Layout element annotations
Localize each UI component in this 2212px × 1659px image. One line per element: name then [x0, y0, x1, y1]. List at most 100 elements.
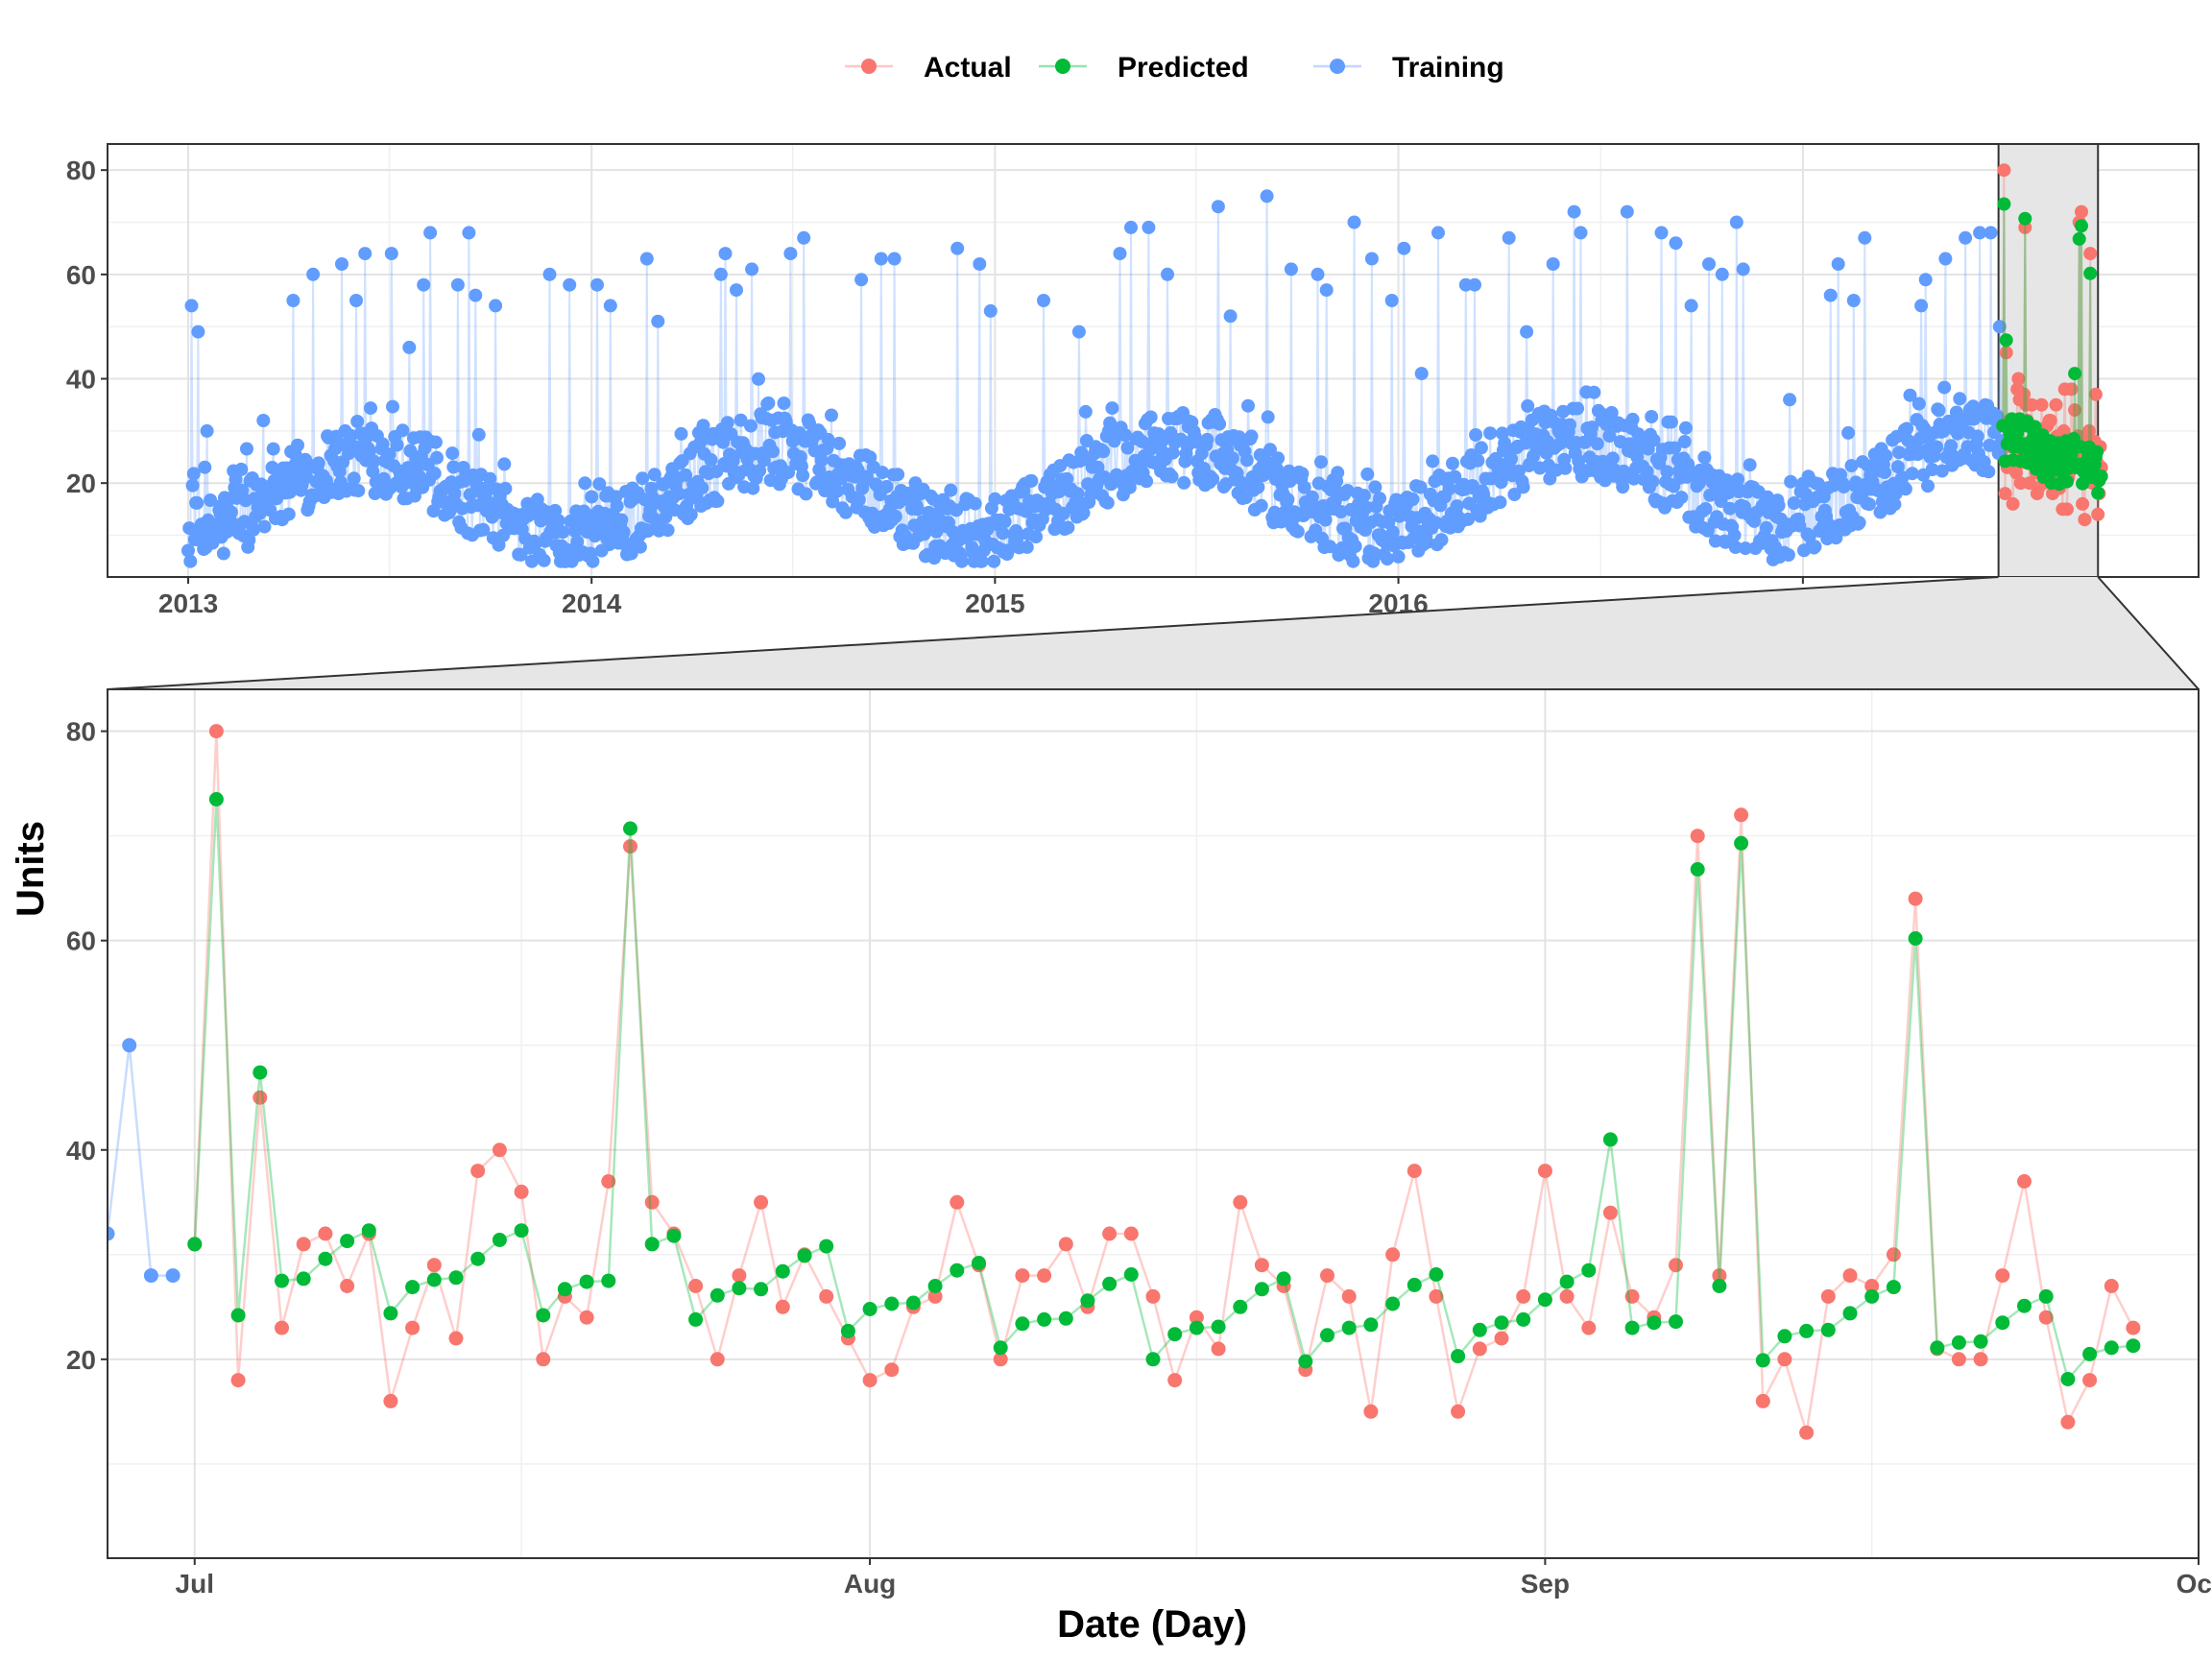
overview-actual-point — [2083, 247, 2098, 261]
overview-training-point — [974, 554, 989, 568]
overview-training-point — [814, 453, 829, 468]
zoomed-actual-point — [601, 1174, 616, 1189]
zoomed-predicted-point — [2104, 1340, 2119, 1356]
zoomed-predicted-point — [1015, 1316, 1030, 1332]
legend-label: Training — [1392, 52, 1504, 84]
overview-training-point — [1469, 428, 1483, 442]
overview-training-point — [1290, 524, 1305, 539]
overview-training-point — [1921, 479, 1935, 493]
overview-training-point — [1743, 458, 1757, 472]
zoomed-predicted-point — [2017, 1298, 2032, 1313]
zoomed-actual-point — [208, 724, 224, 739]
zoomed-actual-point — [1581, 1320, 1597, 1335]
zoomed-training-point — [79, 1332, 93, 1346]
overview-training-point — [1930, 440, 1944, 454]
overview-panel-border — [107, 143, 2200, 578]
zoomed-actual-point — [1037, 1268, 1052, 1284]
zoomed-training-point — [108, 1226, 115, 1241]
zoomed-actual-point — [1624, 1288, 1640, 1304]
zoomed-predicted-point — [709, 1287, 725, 1303]
zoomed-predicted-point — [318, 1251, 333, 1266]
zoomed-predicted-point — [623, 821, 637, 836]
overview-training-point — [1504, 452, 1518, 466]
legend-label: Actual — [924, 52, 1012, 84]
overview-training-point — [1654, 226, 1669, 240]
zoomed-predicted-point — [1341, 1320, 1357, 1335]
zoomed-predicted-point — [927, 1279, 943, 1293]
overview-training-point — [366, 464, 380, 478]
zoomed-x-tick-label: Aug — [844, 1569, 896, 1599]
overview-training-point — [497, 457, 512, 471]
overview-training-point — [1261, 410, 1275, 424]
zoomed-actual-point — [1189, 1310, 1204, 1325]
overview-training-point — [471, 427, 486, 442]
zoomed-predicted-point — [1602, 1132, 1618, 1147]
zoomed-x-tick-label: Sep — [1521, 1569, 1570, 1599]
overview-training-point — [306, 267, 321, 281]
zoomed-predicted-point — [993, 1340, 1008, 1356]
overview-actual-point — [2060, 502, 2074, 517]
overview-training-point — [1474, 441, 1488, 455]
overview-training-point — [384, 247, 398, 261]
overview-training-point — [797, 230, 811, 245]
overview-training-point — [183, 554, 198, 568]
zoomed-predicted-point — [1581, 1262, 1597, 1278]
overview-training-point — [781, 466, 796, 480]
overview-training-point — [1973, 226, 1987, 240]
overview-training-point — [191, 325, 205, 339]
overview-training-point — [1970, 429, 1984, 444]
zoomed-predicted-point — [1734, 835, 1749, 851]
overview-training-point — [563, 277, 577, 292]
legend-key-point — [1330, 59, 1345, 74]
zoomed-actual-point — [623, 839, 637, 854]
overview-training-point — [1729, 215, 1743, 229]
overview-training-point — [1078, 404, 1093, 419]
zoomed-actual-point — [709, 1352, 725, 1367]
overview-training-point — [1284, 262, 1298, 276]
overview-training-point — [1898, 482, 1912, 496]
overview-training-point — [1520, 325, 1534, 339]
overview-training-point — [1282, 464, 1296, 478]
zoomed-actual-point — [1842, 1268, 1858, 1284]
overview-training-point — [1684, 299, 1698, 313]
overview-training-point — [874, 252, 888, 266]
zoomed-actual-point — [2060, 1414, 2076, 1430]
overview-training-point — [184, 299, 199, 313]
overview-training-point — [1165, 469, 1179, 484]
overview-training-point — [1177, 475, 1191, 490]
zoomed-actual-point — [1320, 1268, 1334, 1284]
overview-training-point — [367, 454, 381, 469]
zoomed-actual-point — [1123, 1226, 1139, 1241]
overview-training-point — [1669, 236, 1683, 251]
zoomed-actual-point — [2017, 1174, 2032, 1189]
overview-training-point — [713, 267, 728, 281]
zoomed-actual-point — [1559, 1288, 1575, 1304]
overview-training-point — [1938, 252, 1953, 266]
overview-training-point — [661, 523, 675, 538]
zoomed-actual-point — [1341, 1288, 1357, 1304]
overview-training-point — [1846, 294, 1861, 307]
zoomed-y-tick-label: 60 — [66, 926, 96, 956]
zoomed-actual-point — [1951, 1352, 1966, 1367]
overview-training-point — [1143, 410, 1158, 424]
overview-training-point — [234, 462, 249, 476]
zoomed-predicted-point — [579, 1274, 594, 1289]
overview-training-point — [430, 450, 444, 465]
overview-training-point — [996, 526, 1010, 541]
overview-training-point — [1446, 456, 1459, 470]
overview-training-point — [204, 493, 218, 507]
overview-training-point — [1574, 226, 1588, 240]
overview-training-point — [1890, 460, 1905, 474]
overview-training-point — [1461, 512, 1476, 526]
overview-training-point — [1140, 474, 1154, 489]
overview-training-point — [876, 466, 889, 480]
overview-training-point — [1674, 491, 1689, 505]
zoomed-actual-point — [275, 1320, 289, 1335]
overview-training-point — [1251, 480, 1265, 494]
overview-training-point — [1223, 309, 1238, 324]
zoomed-panel-border — [107, 688, 2200, 1559]
overview-training-point — [1161, 267, 1174, 281]
zoomed-predicted-point — [448, 1270, 464, 1286]
overview-training-point — [350, 415, 365, 428]
zoomed-predicted-point — [1320, 1328, 1334, 1343]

— Task to complete —
Copy every line of the records above verbatim, leaving out the pictures.

— Completed exercise —
Localize each UI component in this 2212px × 1659px image. One line per element: name then [x0, y0, x1, y1]. List at most 100 elements.
overview-actual-point — [2083, 247, 2098, 261]
overview-training-point — [974, 554, 989, 568]
overview-training-point — [814, 453, 829, 468]
zoomed-actual-point — [601, 1174, 616, 1189]
zoomed-predicted-point — [2104, 1340, 2119, 1356]
zoomed-predicted-point — [1015, 1316, 1030, 1332]
legend-label: Training — [1392, 52, 1504, 84]
overview-training-point — [1469, 428, 1483, 442]
overview-training-point — [1290, 524, 1305, 539]
overview-training-point — [1921, 479, 1935, 493]
overview-training-point — [1743, 458, 1757, 472]
zoomed-predicted-point — [2017, 1298, 2032, 1313]
zoomed-actual-point — [208, 724, 224, 739]
zoomed-actual-point — [1581, 1320, 1597, 1335]
zoomed-training-point — [79, 1332, 93, 1346]
overview-training-point — [1930, 440, 1944, 454]
overview-panel-border — [107, 143, 2200, 578]
zoomed-actual-point — [1037, 1268, 1052, 1284]
zoomed-training-point — [108, 1226, 115, 1241]
zoomed-actual-point — [1624, 1288, 1640, 1304]
zoomed-predicted-point — [709, 1287, 725, 1303]
zoomed-predicted-point — [318, 1251, 333, 1266]
zoomed-predicted-point — [623, 821, 637, 836]
overview-training-point — [1504, 452, 1518, 466]
legend-label: Actual — [924, 52, 1012, 84]
overview-training-point — [1654, 226, 1669, 240]
zoomed-predicted-point — [1341, 1320, 1357, 1335]
zoomed-predicted-point — [927, 1279, 943, 1293]
overview-training-point — [366, 464, 380, 478]
zoomed-x-tick-label: Aug — [844, 1569, 896, 1599]
overview-training-point — [497, 457, 512, 471]
overview-training-point — [1261, 410, 1275, 424]
zoomed-actual-point — [1189, 1310, 1204, 1325]
overview-training-point — [471, 427, 486, 442]
zoomed-predicted-point — [1602, 1132, 1618, 1147]
zoomed-x-tick-label: Sep — [1521, 1569, 1570, 1599]
overview-training-point — [306, 267, 321, 281]
zoomed-predicted-point — [993, 1340, 1008, 1356]
overview-actual-point — [2060, 502, 2074, 517]
overview-training-point — [1474, 441, 1488, 455]
overview-training-point — [384, 247, 398, 261]
overview-training-point — [797, 230, 811, 245]
overview-training-point — [183, 554, 198, 568]
zoomed-predicted-point — [1581, 1262, 1597, 1278]
overview-training-point — [781, 466, 796, 480]
overview-training-point — [1973, 226, 1987, 240]
overview-training-point — [191, 325, 205, 339]
overview-training-point — [1970, 429, 1984, 444]
zoomed-predicted-point — [1734, 835, 1749, 851]
overview-training-point — [563, 277, 577, 292]
legend-key-point — [1330, 59, 1345, 74]
zoomed-actual-point — [623, 839, 637, 854]
overview-training-point — [1729, 215, 1743, 229]
overview-training-point — [1078, 404, 1093, 419]
zoomed-actual-point — [709, 1352, 725, 1367]
overview-training-point — [1284, 262, 1298, 276]
overview-training-point — [1898, 482, 1912, 496]
overview-training-point — [1520, 325, 1534, 339]
overview-training-point — [1282, 464, 1296, 478]
zoomed-actual-point — [1842, 1268, 1858, 1284]
overview-training-point — [1684, 299, 1698, 313]
overview-training-point — [874, 252, 888, 266]
zoomed-actual-point — [2060, 1414, 2076, 1430]
overview-training-point — [184, 299, 199, 313]
overview-training-point — [1165, 469, 1179, 484]
overview-training-point — [1177, 475, 1191, 490]
zoomed-actual-point — [1320, 1268, 1334, 1284]
overview-training-point — [367, 454, 381, 469]
zoomed-actual-point — [1123, 1226, 1139, 1241]
overview-training-point — [1669, 236, 1683, 251]
zoomed-actual-point — [2017, 1174, 2032, 1189]
overview-training-point — [713, 267, 728, 281]
zoomed-actual-point — [1559, 1288, 1575, 1304]
overview-training-point — [1938, 252, 1953, 266]
overview-training-point — [661, 523, 675, 538]
zoomed-actual-point — [1341, 1288, 1357, 1304]
overview-training-point — [1846, 294, 1861, 307]
zoomed-y-tick-label: 60 — [66, 926, 96, 956]
zoomed-actual-point — [1951, 1352, 1966, 1367]
overview-training-point — [1143, 410, 1158, 424]
overview-training-point — [234, 462, 249, 476]
zoomed-predicted-point — [579, 1274, 594, 1289]
overview-training-point — [430, 450, 444, 465]
overview-training-point — [996, 526, 1010, 541]
overview-training-point — [1446, 456, 1459, 470]
overview-training-point — [204, 493, 218, 507]
overview-training-point — [1574, 226, 1588, 240]
overview-training-point — [1890, 460, 1905, 474]
overview-training-point — [1461, 512, 1476, 526]
overview-training-point — [1140, 474, 1154, 489]
overview-training-point — [876, 466, 889, 480]
overview-training-point — [1674, 491, 1689, 505]
zoomed-actual-point — [275, 1320, 289, 1335]
overview-training-point — [1251, 480, 1265, 494]
overview-training-point — [1223, 309, 1238, 324]
zoomed-panel-border — [107, 688, 2200, 1559]
overview-training-point — [1161, 267, 1174, 281]
zoomed-predicted-point — [448, 1270, 464, 1286]
overview-training-point — [350, 415, 365, 428]
zoomed-predicted-point — [1320, 1328, 1334, 1343]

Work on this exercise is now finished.